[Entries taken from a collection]
- - -

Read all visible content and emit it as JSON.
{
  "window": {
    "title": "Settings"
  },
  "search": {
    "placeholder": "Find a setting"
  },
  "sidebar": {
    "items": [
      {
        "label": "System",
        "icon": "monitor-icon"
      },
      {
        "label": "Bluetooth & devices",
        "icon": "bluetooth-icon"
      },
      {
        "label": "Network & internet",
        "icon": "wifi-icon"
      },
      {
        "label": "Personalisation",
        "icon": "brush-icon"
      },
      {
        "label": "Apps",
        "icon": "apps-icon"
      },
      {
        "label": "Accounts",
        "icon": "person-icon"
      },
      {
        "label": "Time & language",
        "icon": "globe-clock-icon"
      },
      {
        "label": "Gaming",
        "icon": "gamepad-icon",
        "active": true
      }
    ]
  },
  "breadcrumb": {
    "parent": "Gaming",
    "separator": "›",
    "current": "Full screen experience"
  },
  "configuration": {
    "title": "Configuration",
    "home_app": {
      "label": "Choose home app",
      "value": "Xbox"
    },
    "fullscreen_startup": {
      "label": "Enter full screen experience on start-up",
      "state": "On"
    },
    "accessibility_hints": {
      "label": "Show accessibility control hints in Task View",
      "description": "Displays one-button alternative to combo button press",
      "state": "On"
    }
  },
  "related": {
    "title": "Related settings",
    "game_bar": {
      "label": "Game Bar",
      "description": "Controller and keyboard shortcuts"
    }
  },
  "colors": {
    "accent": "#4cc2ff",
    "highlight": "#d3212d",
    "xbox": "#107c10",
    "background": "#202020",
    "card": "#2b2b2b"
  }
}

- - -

== Instructions for the task ==
Return all of the data exactly as it reads.

== Solution to this task ==
Read all visible content and emit it as JSON.
{
  "window": {
    "title": "Settings"
  },
  "search": {
    "placeholder": "Find a setting"
  },
  "sidebar": {
    "items": [
      {
        "label": "System",
        "icon": "monitor-icon"
      },
      {
        "label": "Bluetooth & devices",
        "icon": "bluetooth-icon"
      },
      {
        "label": "Network & internet",
        "icon": "wifi-icon"
      },
      {
        "label": "Personalisation",
        "icon": "brush-icon"
      },
      {
        "label": "Apps",
        "icon": "apps-icon"
      },
      {
        "label": "Accounts",
        "icon": "person-icon"
      },
      {
        "label": "Time & language",
        "icon": "globe-clock-icon"
      },
      {
        "label": "Gaming",
        "icon": "gamepad-icon",
        "active": true
      }
    ]
  },
  "breadcrumb": {
    "parent": "Gaming",
    "separator": "›",
    "current": "Full screen experience"
  },
  "configuration": {
    "title": "Configuration",
    "home_app": {
      "label": "Choose home app",
      "value": "Xbox"
    },
    "fullscreen_startup": {
      "label": "Enter full screen experience on start-up",
      "state": "On"
    },
    "accessibility_hints": {
      "label": "Show accessibility control hints in Task View",
      "description": "Displays one-button alternative to combo button press",
      "state": "On"
    }
  },
  "related": {
    "title": "Related settings",
    "game_bar": {
      "label": "Game Bar",
      "description": "Controller and keyboard shortcuts"
    }
  },
  "colors": {
    "accent": "#4cc2ff",
    "highlight": "#d3212d",
    "xbox": "#107c10",
    "background": "#202020",
    "card": "#2b2b2b"
  }
}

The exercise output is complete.